To be done: Return all of the data exactly as given.

Dataset content:
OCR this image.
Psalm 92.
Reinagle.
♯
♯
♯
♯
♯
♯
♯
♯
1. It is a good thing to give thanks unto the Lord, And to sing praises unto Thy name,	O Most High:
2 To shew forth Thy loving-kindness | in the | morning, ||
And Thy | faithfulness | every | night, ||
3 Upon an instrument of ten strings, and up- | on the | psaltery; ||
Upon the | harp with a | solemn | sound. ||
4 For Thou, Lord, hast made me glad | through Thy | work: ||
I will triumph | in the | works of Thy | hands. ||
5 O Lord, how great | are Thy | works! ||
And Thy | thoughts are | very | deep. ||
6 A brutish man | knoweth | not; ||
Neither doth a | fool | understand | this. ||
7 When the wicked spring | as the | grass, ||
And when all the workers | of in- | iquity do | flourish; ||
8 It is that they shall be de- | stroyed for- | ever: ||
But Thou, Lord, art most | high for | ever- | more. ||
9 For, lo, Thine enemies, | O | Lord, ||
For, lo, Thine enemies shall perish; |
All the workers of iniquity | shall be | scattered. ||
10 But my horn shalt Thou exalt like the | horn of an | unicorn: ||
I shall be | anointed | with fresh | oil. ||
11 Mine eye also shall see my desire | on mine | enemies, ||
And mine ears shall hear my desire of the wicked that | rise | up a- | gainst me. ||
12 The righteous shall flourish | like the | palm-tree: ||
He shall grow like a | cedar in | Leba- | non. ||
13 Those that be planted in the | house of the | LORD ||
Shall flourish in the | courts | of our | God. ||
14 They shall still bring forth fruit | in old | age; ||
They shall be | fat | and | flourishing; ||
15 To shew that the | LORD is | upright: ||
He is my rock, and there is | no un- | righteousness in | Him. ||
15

Problem solution:
OCR this image.
Psalm 92.
Reinagle.
♯
♯
♯
♯
♯
♯
♯
♯
1. It is a good thing to give thanks unto the Lord, And to sing praises unto Thy name,	O Most High:
2 To shew forth Thy loving-kindness | in the | morning, ||
And Thy | faithfulness | every | night, ||
3 Upon an instrument of ten strings, and up- | on the | psaltery; ||
Upon the | harp with a | solemn | sound. ||
4 For Thou, Lord, hast made me glad | through Thy | work: ||
I will triumph | in the | works of Thy | hands. ||
5 O Lord, how great | are Thy | works! ||
And Thy | thoughts are | very | deep. ||
6 A brutish man | knoweth | not; ||
Neither doth a | fool | understand | this. ||
7 When the wicked spring | as the | grass, ||
And when all the workers | of in- | iquity do | flourish; ||
8 It is that they shall be de- | stroyed for- | ever: ||
But Thou, Lord, art most | high for | ever- | more. ||
9 For, lo, Thine enemies, | O | Lord, ||
For, lo, Thine enemies shall perish; |
All the workers of iniquity | shall be | scattered. ||
10 But my horn shalt Thou exalt like the | horn of an | unicorn: ||
I shall be | anointed | with fresh | oil. ||
11 Mine eye also shall see my desire | on mine | enemies, ||
And mine ears shall hear my desire of the wicked that | rise | up a- | gainst me. ||
12 The righteous shall flourish | like the | palm-tree: ||
He shall grow like a | cedar in | Leba- | non. ||
13 Those that be planted in the | house of the | LORD ||
Shall flourish in the | courts | of our | God. ||
14 They shall still bring forth fruit | in old | age; ||
They shall be | fat | and | flourishing; ||
15 To shew that the | LORD is | upright: ||
He is my rock, and there is | no un- | righteousness in | Him. ||
15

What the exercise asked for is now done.